>>>

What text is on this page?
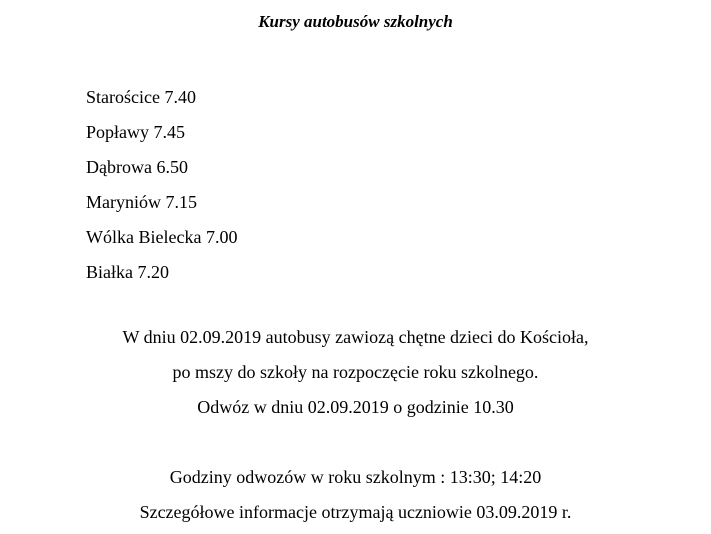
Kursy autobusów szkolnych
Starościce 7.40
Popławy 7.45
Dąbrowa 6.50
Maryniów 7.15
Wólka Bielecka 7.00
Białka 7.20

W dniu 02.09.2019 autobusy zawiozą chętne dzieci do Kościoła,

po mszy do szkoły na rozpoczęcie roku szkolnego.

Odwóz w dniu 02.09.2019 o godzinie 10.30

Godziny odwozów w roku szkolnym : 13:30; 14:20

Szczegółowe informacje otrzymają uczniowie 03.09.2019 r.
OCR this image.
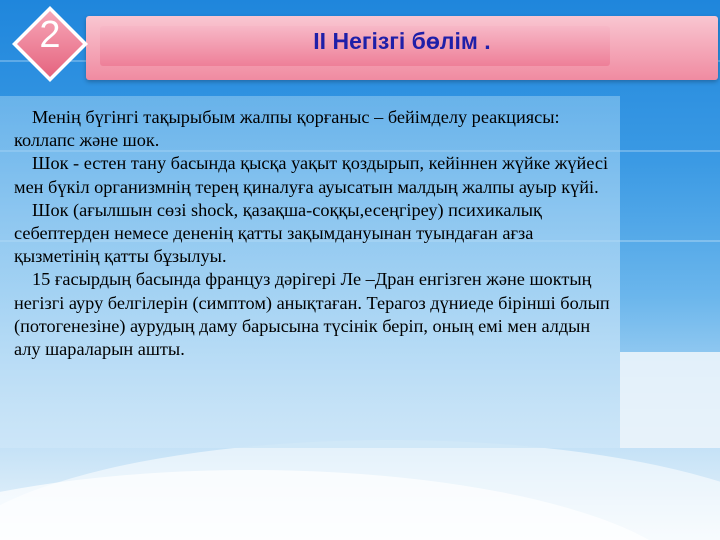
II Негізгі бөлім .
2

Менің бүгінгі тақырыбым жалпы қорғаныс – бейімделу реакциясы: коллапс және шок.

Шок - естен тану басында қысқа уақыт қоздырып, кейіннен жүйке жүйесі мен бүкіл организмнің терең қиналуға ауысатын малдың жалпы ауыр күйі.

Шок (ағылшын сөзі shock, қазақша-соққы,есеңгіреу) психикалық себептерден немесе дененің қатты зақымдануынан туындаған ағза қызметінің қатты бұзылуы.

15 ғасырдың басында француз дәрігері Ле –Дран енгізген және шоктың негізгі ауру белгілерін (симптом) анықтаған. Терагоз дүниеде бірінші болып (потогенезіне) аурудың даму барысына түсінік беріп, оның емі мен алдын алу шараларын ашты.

<<<
>>>

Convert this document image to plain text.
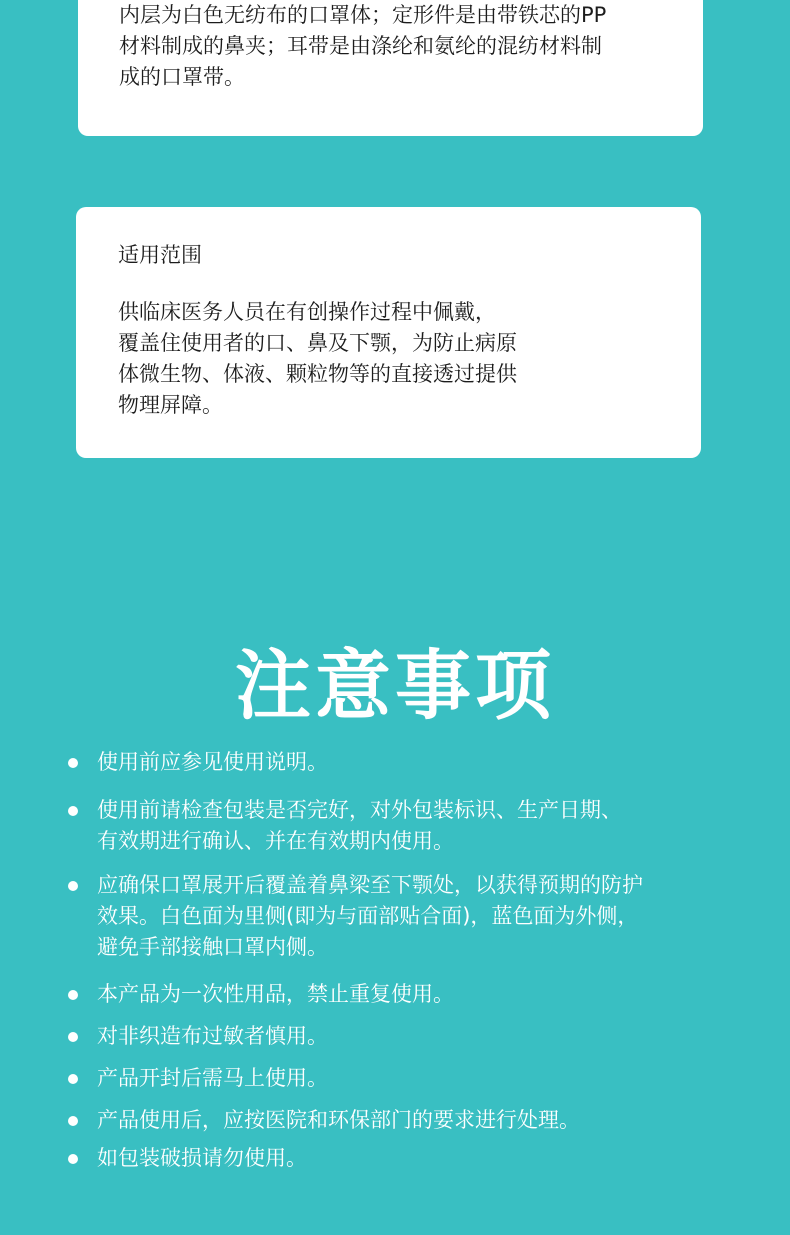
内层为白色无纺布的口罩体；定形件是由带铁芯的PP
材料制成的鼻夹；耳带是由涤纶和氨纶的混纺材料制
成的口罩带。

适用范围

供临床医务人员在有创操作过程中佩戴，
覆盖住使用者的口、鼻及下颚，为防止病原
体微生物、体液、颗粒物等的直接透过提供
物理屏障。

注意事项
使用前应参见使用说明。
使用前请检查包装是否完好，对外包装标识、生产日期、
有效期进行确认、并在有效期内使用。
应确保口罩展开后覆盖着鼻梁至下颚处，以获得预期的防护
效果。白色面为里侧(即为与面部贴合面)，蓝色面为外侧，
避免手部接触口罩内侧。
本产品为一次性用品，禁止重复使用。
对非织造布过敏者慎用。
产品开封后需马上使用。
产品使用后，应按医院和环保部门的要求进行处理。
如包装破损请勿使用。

<<<

● **DIRECTION**
Say how many lines in this material hold "және", and say nothing else.

● **TASK OUTPUT**
2